All of the data must be printed exactly; please include every line.

GIVEN INFORMATION
________

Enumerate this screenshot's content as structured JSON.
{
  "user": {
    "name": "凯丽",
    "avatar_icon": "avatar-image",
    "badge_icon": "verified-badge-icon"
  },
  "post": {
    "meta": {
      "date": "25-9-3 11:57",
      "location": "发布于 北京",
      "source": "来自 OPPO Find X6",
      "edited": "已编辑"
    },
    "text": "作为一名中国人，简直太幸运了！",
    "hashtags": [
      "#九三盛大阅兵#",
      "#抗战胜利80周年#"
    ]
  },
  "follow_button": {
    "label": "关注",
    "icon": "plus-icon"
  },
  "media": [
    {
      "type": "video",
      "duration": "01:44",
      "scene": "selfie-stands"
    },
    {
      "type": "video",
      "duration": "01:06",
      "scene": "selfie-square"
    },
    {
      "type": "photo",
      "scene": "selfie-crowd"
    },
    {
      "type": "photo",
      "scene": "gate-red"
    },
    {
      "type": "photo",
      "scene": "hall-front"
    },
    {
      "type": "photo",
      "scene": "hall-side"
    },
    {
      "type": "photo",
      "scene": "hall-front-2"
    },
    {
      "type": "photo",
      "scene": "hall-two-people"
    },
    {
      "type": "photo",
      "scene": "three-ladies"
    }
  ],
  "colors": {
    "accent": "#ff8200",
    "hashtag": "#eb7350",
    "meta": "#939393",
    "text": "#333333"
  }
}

________

CORRECT RESULT
Enumerate this screenshot's content as structured JSON.
{
  "user": {
    "name": "凯丽",
    "avatar_icon": "avatar-image",
    "badge_icon": "verified-badge-icon"
  },
  "post": {
    "meta": {
      "date": "25-9-3 11:57",
      "location": "发布于 北京",
      "source": "来自 OPPO Find X6",
      "edited": "已编辑"
    },
    "text": "作为一名中国人，简直太幸运了！",
    "hashtags": [
      "#九三盛大阅兵#",
      "#抗战胜利80周年#"
    ]
  },
  "follow_button": {
    "label": "关注",
    "icon": "plus-icon"
  },
  "media": [
    {
      "type": "video",
      "duration": "01:44",
      "scene": "selfie-stands"
    },
    {
      "type": "video",
      "duration": "01:06",
      "scene": "selfie-square"
    },
    {
      "type": "photo",
      "scene": "selfie-crowd"
    },
    {
      "type": "photo",
      "scene": "gate-red"
    },
    {
      "type": "photo",
      "scene": "hall-front"
    },
    {
      "type": "photo",
      "scene": "hall-side"
    },
    {
      "type": "photo",
      "scene": "hall-front-2"
    },
    {
      "type": "photo",
      "scene": "hall-two-people"
    },
    {
      "type": "photo",
      "scene": "three-ladies"
    }
  ],
  "colors": {
    "accent": "#ff8200",
    "hashtag": "#eb7350",
    "meta": "#939393",
    "text": "#333333"
  }
}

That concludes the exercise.